Copy every line that holds "Open".
** START OF TASK INPUTS **
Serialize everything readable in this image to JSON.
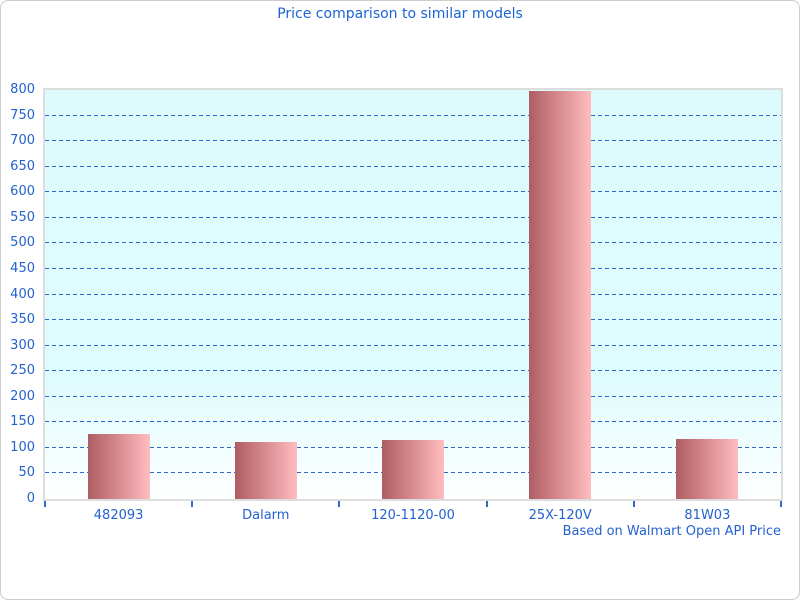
{
  "title": "Price comparison to similar models",
  "footer": "Based on Walmart Open API Price",
  "colors": {
    "title_text": "#1b63d6",
    "axis_text": "#2462cf",
    "gridline": "#3465c8",
    "tick": "#2f6acc",
    "plot_border": "#dcdede",
    "plot_bg_top": "#ddfbfd",
    "plot_bg_bottom": "#feffff",
    "bar_gradient_dark": "#ae5e62",
    "bar_gradient_light": "#ffbdc0",
    "card_border": "#cccccc"
  },
  "chart_data": {
    "type": "bar",
    "title": "Price comparison to similar models",
    "categories": [
      "482093",
      "Dalarm",
      "120-1120-00",
      "25X-120V",
      "81W03"
    ],
    "values": [
      127,
      112,
      115,
      798,
      118
    ],
    "xlabel": "",
    "ylabel": "",
    "ylim": [
      0,
      800
    ],
    "ytick_step": 50,
    "grid": true,
    "grid_style": "dashed",
    "legend": false,
    "annotation": "Based on Walmart Open API Price"
  }
}
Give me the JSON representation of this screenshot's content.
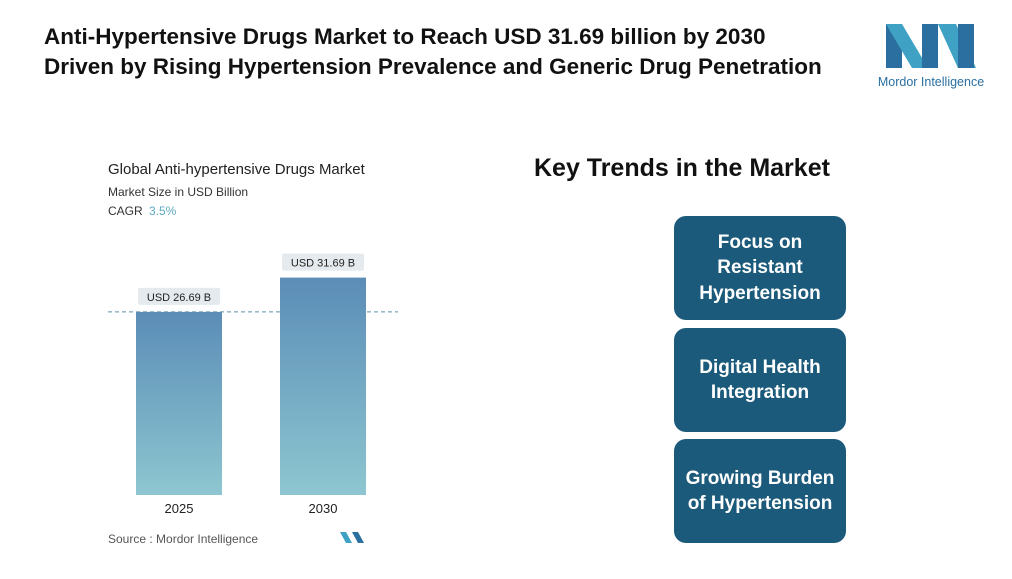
{
  "header": {
    "title": "Anti-Hypertensive Drugs Market to Reach USD 31.69 billion by 2030 Driven by Rising Hypertension Prevalence and Generic Drug Penetration",
    "logo_text": "Mordor Intelligence"
  },
  "chart_data": {
    "type": "bar",
    "title": "Global Anti-hypertensive Drugs Market",
    "subtitle": "Market Size in USD Billion",
    "cagr_label": "CAGR",
    "cagr": "3.5%",
    "categories": [
      "2025",
      "2030"
    ],
    "values": [
      26.69,
      31.69
    ],
    "value_labels": [
      "USD 26.69 B",
      "USD 31.69 B"
    ],
    "color_top": "#5b8db7",
    "color_bottom": "#8ec6d0",
    "source": "Source :  Mordor Intelligence"
  },
  "trends": {
    "title": "Key Trends in the Market",
    "items": [
      "Focus on Resistant Hypertension",
      "Digital Health Integration",
      "Growing Burden of Hypertension"
    ]
  }
}
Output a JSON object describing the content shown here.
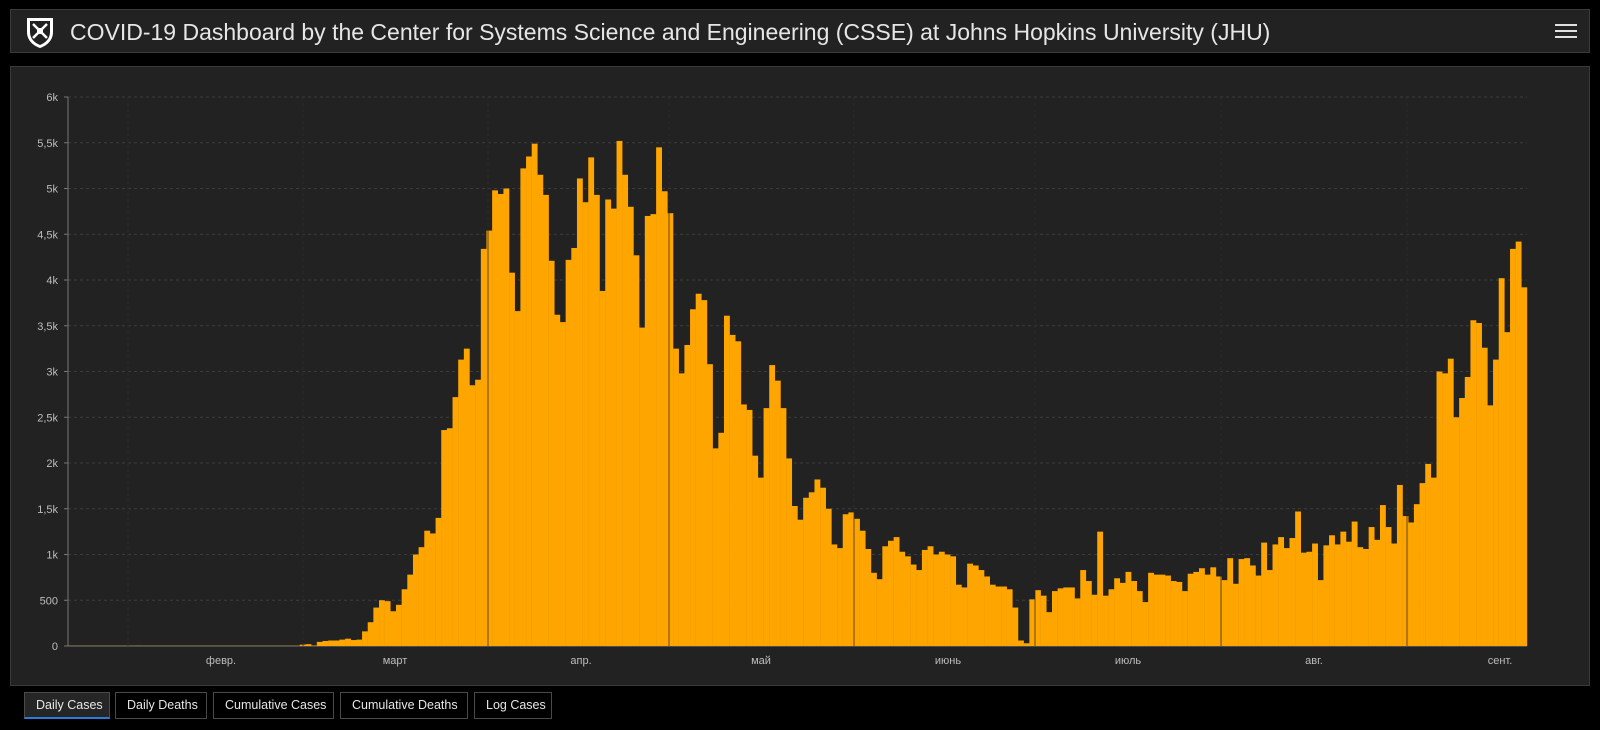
{
  "header": {
    "title": "COVID-19 Dashboard by the Center for Systems Science and Engineering (CSSE) at Johns Hopkins University (JHU)"
  },
  "colors": {
    "bar": "#FFA500",
    "background": "#222222",
    "accent": "#2C7BD6"
  },
  "tabs": [
    {
      "label": "Daily Cases",
      "active": true
    },
    {
      "label": "Daily Deaths",
      "active": false
    },
    {
      "label": "Cumulative Cases",
      "active": false
    },
    {
      "label": "Cumulative Deaths",
      "active": false
    },
    {
      "label": "Log Cases",
      "active": false
    }
  ],
  "chart_data": {
    "type": "bar",
    "title": "",
    "xlabel": "",
    "ylabel": "",
    "ylim": [
      0,
      6000
    ],
    "grid": true,
    "y_ticks": [
      "0",
      "500",
      "1k",
      "1,5k",
      "2k",
      "2,5k",
      "3k",
      "3,5k",
      "4k",
      "4,5k",
      "5k",
      "5,5k",
      "6k"
    ],
    "x_ticks": [
      "февр.",
      "март",
      "апр.",
      "май",
      "июнь",
      "июль",
      "авг.",
      "сент."
    ],
    "values": [
      2,
      2,
      2,
      2,
      2,
      2,
      2,
      2,
      2,
      2,
      2,
      2,
      3,
      2,
      2,
      2,
      2,
      2,
      2,
      2,
      2,
      2,
      2,
      2,
      2,
      2,
      2,
      2,
      2,
      2,
      2,
      2,
      2,
      2,
      2,
      2,
      2,
      2,
      2,
      2,
      2,
      15,
      20,
      5,
      45,
      55,
      60,
      60,
      70,
      80,
      65,
      70,
      160,
      260,
      420,
      500,
      490,
      380,
      450,
      620,
      780,
      1000,
      1080,
      1260,
      1230,
      1400,
      2360,
      2380,
      2720,
      3130,
      3250,
      2850,
      2910,
      4340,
      4540,
      4980,
      4940,
      5000,
      4080,
      3660,
      5220,
      5350,
      5490,
      5150,
      4930,
      4210,
      3620,
      3540,
      4220,
      4350,
      5110,
      4850,
      5340,
      4930,
      3880,
      4880,
      4780,
      5520,
      5150,
      4800,
      4270,
      3480,
      4700,
      4720,
      5450,
      4970,
      4730,
      3250,
      2980,
      3290,
      3680,
      3850,
      3780,
      3080,
      2160,
      2330,
      3610,
      3400,
      3330,
      2640,
      2580,
      2080,
      1840,
      2600,
      3070,
      2900,
      2600,
      2050,
      1530,
      1380,
      1620,
      1680,
      1820,
      1730,
      1500,
      1110,
      1070,
      1440,
      1460,
      1390,
      1260,
      1060,
      800,
      730,
      1090,
      1150,
      1190,
      1030,
      980,
      890,
      830,
      1050,
      1090,
      1000,
      1030,
      1000,
      980,
      670,
      640,
      900,
      880,
      830,
      760,
      670,
      650,
      650,
      620,
      420,
      60,
      30,
      510,
      610,
      550,
      370,
      600,
      630,
      640,
      640,
      520,
      830,
      710,
      560,
      1250,
      550,
      620,
      740,
      690,
      810,
      710,
      600,
      480,
      800,
      780,
      780,
      770,
      710,
      700,
      600,
      790,
      810,
      850,
      780,
      860,
      760,
      720,
      960,
      680,
      950,
      960,
      880,
      770,
      1130,
      830,
      1110,
      1190,
      1070,
      1180,
      1470,
      1020,
      1030,
      1120,
      720,
      1100,
      1210,
      1110,
      1250,
      1140,
      1360,
      1080,
      1060,
      1300,
      1160,
      1540,
      1300,
      1120,
      1760,
      1420,
      1350,
      1550,
      1780,
      1990,
      1840,
      3000,
      2980,
      3140,
      2500,
      2710,
      2940,
      3560,
      3530,
      3260,
      2630,
      3130,
      4020,
      3430,
      4340,
      4420,
      3920
    ],
    "series": [
      {
        "values": "see values"
      }
    ]
  }
}
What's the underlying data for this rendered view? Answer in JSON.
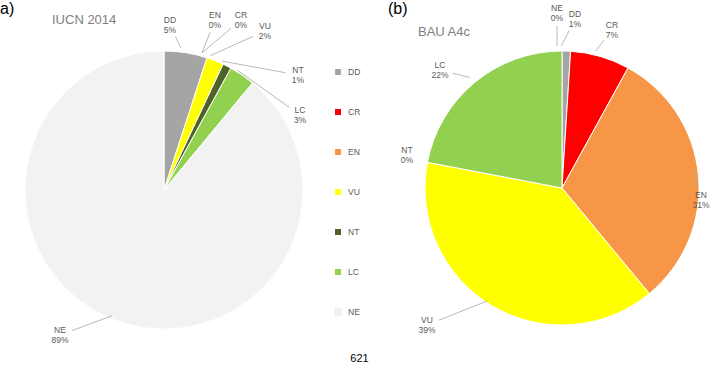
{
  "chart_data": [
    {
      "type": "pie",
      "panel_label": "a)",
      "title": "IUCN 2014",
      "categories": [
        "DD",
        "EN",
        "CR",
        "VU",
        "NT",
        "LC",
        "NE"
      ],
      "values": [
        5,
        0,
        0,
        2,
        1,
        3,
        89
      ],
      "value_labels": [
        "5%",
        "0%",
        "0%",
        "2%",
        "1%",
        "3%",
        "89%"
      ],
      "colors": [
        "#a5a5a5",
        "#f79646",
        "#ff0000",
        "#ffff00",
        "#4f6228",
        "#92d050",
        "#f2f2f2"
      ],
      "legend": "right",
      "data_labels": true
    },
    {
      "type": "pie",
      "panel_label": "(b)",
      "title": "BAU A4c",
      "categories": [
        "NE",
        "DD",
        "CR",
        "EN",
        "VU",
        "NT",
        "LC"
      ],
      "values": [
        0,
        1,
        7,
        31,
        39,
        0,
        22
      ],
      "value_labels": [
        "0%",
        "1%",
        "7%",
        "31%",
        "39%",
        "0%",
        "22%"
      ],
      "colors": [
        "#f2f2f2",
        "#a5a5a5",
        "#ff0000",
        "#f79646",
        "#ffff00",
        "#4f6228",
        "#92d050"
      ],
      "data_labels": true
    }
  ],
  "footer": "621"
}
** END OF TASK INPUTS **
**FINISHED ANSWER**:
  "footer": "Based on Walmart Open API Price",
    "annotation": "Based on Walmart Open API Price"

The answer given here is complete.